● **Material for the task**:
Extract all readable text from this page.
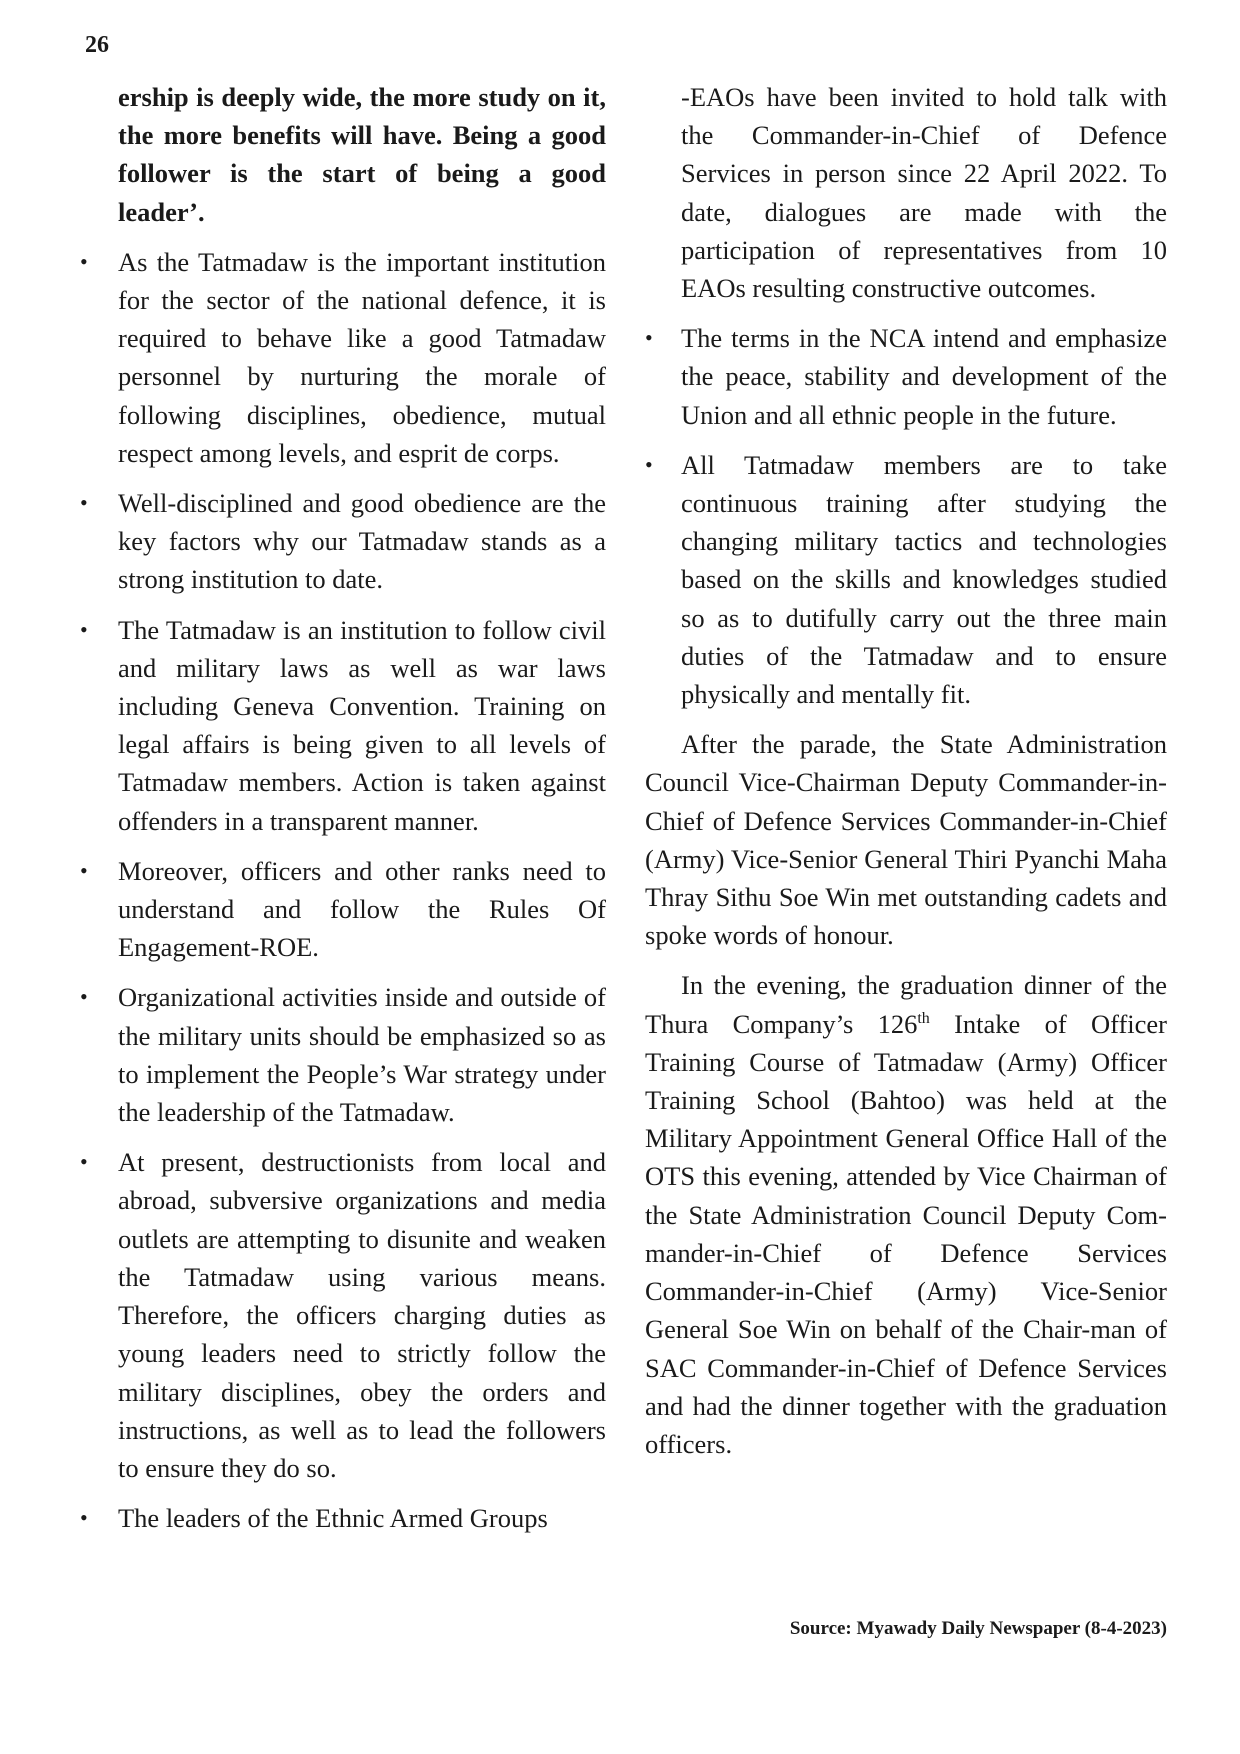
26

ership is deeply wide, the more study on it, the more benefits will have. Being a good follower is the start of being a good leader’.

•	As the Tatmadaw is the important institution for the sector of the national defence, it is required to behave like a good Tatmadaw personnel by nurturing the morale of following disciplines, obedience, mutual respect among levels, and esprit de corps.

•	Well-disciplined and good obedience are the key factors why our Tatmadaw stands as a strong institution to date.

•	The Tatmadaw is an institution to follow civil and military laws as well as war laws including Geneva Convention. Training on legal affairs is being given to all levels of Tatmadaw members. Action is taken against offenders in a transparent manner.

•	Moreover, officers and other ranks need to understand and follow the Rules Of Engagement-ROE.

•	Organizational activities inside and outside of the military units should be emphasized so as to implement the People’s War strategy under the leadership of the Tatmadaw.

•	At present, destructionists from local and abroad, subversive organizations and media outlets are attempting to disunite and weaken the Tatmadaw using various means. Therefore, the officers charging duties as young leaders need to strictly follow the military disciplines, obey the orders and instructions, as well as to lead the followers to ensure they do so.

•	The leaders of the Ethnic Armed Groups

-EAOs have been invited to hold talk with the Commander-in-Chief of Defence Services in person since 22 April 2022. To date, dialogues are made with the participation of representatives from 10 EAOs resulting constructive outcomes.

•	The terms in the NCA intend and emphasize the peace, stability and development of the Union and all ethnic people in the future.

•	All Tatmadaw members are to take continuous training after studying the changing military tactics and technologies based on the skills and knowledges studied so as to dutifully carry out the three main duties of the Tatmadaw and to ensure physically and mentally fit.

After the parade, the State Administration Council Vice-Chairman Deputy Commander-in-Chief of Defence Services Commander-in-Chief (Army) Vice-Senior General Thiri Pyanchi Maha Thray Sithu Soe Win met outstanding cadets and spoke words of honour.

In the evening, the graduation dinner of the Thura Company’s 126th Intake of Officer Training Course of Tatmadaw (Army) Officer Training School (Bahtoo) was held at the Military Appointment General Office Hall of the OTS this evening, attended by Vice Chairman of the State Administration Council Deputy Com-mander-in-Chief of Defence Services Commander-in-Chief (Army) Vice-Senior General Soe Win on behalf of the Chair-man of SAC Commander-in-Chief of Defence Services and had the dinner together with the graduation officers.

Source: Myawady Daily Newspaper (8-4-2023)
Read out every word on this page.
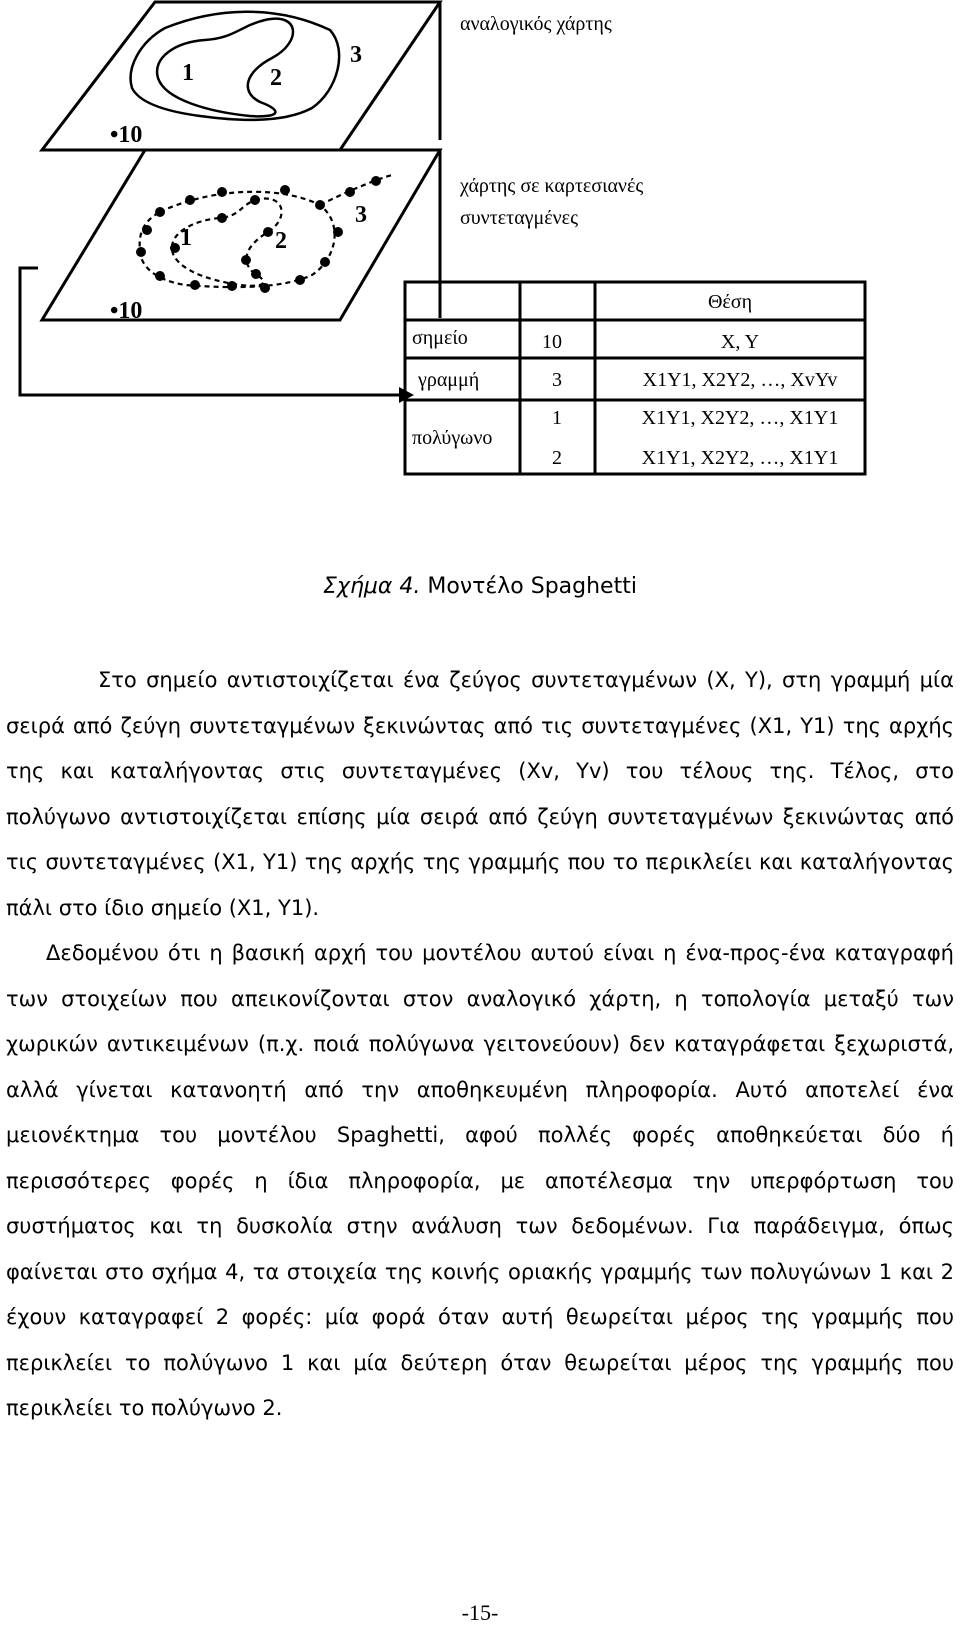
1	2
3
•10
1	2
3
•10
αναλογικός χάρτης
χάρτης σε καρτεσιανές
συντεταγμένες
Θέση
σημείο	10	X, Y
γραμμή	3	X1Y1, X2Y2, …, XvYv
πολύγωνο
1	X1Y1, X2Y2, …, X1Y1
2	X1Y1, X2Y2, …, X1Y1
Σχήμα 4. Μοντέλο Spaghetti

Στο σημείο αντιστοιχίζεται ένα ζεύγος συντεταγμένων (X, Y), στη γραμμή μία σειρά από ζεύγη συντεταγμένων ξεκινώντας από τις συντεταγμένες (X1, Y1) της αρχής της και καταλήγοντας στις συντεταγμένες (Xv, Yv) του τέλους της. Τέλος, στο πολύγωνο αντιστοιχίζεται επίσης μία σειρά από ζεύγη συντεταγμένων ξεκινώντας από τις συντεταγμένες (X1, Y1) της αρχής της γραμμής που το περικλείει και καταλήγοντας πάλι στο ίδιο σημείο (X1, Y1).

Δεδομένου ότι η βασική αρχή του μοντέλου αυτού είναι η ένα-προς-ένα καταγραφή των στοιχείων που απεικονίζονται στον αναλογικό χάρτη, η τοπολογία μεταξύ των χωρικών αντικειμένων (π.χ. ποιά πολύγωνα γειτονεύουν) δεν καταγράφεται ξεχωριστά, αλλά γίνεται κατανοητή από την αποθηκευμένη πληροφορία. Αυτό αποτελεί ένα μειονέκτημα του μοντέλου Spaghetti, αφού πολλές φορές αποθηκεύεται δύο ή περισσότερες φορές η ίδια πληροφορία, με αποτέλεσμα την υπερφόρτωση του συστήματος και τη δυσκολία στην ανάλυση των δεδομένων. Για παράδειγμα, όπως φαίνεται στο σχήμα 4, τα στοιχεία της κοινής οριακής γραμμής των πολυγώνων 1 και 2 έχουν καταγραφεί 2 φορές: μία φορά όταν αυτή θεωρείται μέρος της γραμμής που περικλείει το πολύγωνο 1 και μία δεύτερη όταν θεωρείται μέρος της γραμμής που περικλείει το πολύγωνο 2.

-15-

● **Exercise directions**: Without the pictures, write out every entry precisely as it appears.

● **Expected output**:
Extract all readable text from this page.
26

ership is deeply wide, the more study on it, the more benefits will have. Being a good follower is the start of being a good leader’.

•	As the Tatmadaw is the important institution for the sector of the national defence, it is required to behave like a good Tatmadaw personnel by nurturing the morale of following disciplines, obedience, mutual respect among levels, and esprit de corps.

•	Well-disciplined and good obedience are the key factors why our Tatmadaw stands as a strong institution to date.

•	The Tatmadaw is an institution to follow civil and military laws as well as war laws including Geneva Convention. Training on legal affairs is being given to all levels of Tatmadaw members. Action is taken against offenders in a transparent manner.

•	Moreover, officers and other ranks need to understand and follow the Rules Of Engagement-ROE.

•	Organizational activities inside and outside of the military units should be emphasized so as to implement the People’s War strategy under the leadership of the Tatmadaw.

•	At present, destructionists from local and abroad, subversive organizations and media outlets are attempting to disunite and weaken the Tatmadaw using various means. Therefore, the officers charging duties as young leaders need to strictly follow the military disciplines, obey the orders and instructions, as well as to lead the followers to ensure they do so.

•	The leaders of the Ethnic Armed Groups

-EAOs have been invited to hold talk with the Commander-in-Chief of Defence Services in person since 22 April 2022. To date, dialogues are made with the participation of representatives from 10 EAOs resulting constructive outcomes.

•	The terms in the NCA intend and emphasize the peace, stability and development of the Union and all ethnic people in the future.

•	All Tatmadaw members are to take continuous training after studying the changing military tactics and technologies based on the skills and knowledges studied so as to dutifully carry out the three main duties of the Tatmadaw and to ensure physically and mentally fit.

After the parade, the State Administration Council Vice-Chairman Deputy Commander-in-Chief of Defence Services Commander-in-Chief (Army) Vice-Senior General Thiri Pyanchi Maha Thray Sithu Soe Win met outstanding cadets and spoke words of honour.

In the evening, the graduation dinner of the Thura Company’s 126th Intake of Officer Training Course of Tatmadaw (Army) Officer Training School (Bahtoo) was held at the Military Appointment General Office Hall of the OTS this evening, attended by Vice Chairman of the State Administration Council Deputy Com-mander-in-Chief of Defence Services Commander-in-Chief (Army) Vice-Senior General Soe Win on behalf of the Chair-man of SAC Commander-in-Chief of Defence Services and had the dinner together with the graduation officers.

Source: Myawady Daily Newspaper (8-4-2023)
Read out every word on this page.
1	2
3
•10
1	2
3
•10
αναλογικός χάρτης
χάρτης σε καρτεσιανές
συντεταγμένες
Θέση
σημείο	10	X, Y
γραμμή	3	X1Y1, X2Y2, …, XvYv
πολύγωνο
1	X1Y1, X2Y2, …, X1Y1
2	X1Y1, X2Y2, …, X1Y1
Σχήμα 4. Μοντέλο Spaghetti

Στο σημείο αντιστοιχίζεται ένα ζεύγος συντεταγμένων (X, Y), στη γραμμή μία σειρά από ζεύγη συντεταγμένων ξεκινώντας από τις συντεταγμένες (X1, Y1) της αρχής της και καταλήγοντας στις συντεταγμένες (Xv, Yv) του τέλους της. Τέλος, στο πολύγωνο αντιστοιχίζεται επίσης μία σειρά από ζεύγη συντεταγμένων ξεκινώντας από τις συντεταγμένες (X1, Y1) της αρχής της γραμμής που το περικλείει και καταλήγοντας πάλι στο ίδιο σημείο (X1, Y1).

Δεδομένου ότι η βασική αρχή του μοντέλου αυτού είναι η ένα-προς-ένα καταγραφή των στοιχείων που απεικονίζονται στον αναλογικό χάρτη, η τοπολογία μεταξύ των χωρικών αντικειμένων (π.χ. ποιά πολύγωνα γειτονεύουν) δεν καταγράφεται ξεχωριστά, αλλά γίνεται κατανοητή από την αποθηκευμένη πληροφορία. Αυτό αποτελεί ένα μειονέκτημα του μοντέλου Spaghetti, αφού πολλές φορές αποθηκεύεται δύο ή περισσότερες φορές η ίδια πληροφορία, με αποτέλεσμα την υπερφόρτωση του συστήματος και τη δυσκολία στην ανάλυση των δεδομένων. Για παράδειγμα, όπως φαίνεται στο σχήμα 4, τα στοιχεία της κοινής οριακής γραμμής των πολυγώνων 1 και 2 έχουν καταγραφεί 2 φορές: μία φορά όταν αυτή θεωρείται μέρος της γραμμής που περικλείει το πολύγωνο 1 και μία δεύτερη όταν θεωρείται μέρος της γραμμής που περικλείει το πολύγωνο 2.

-15-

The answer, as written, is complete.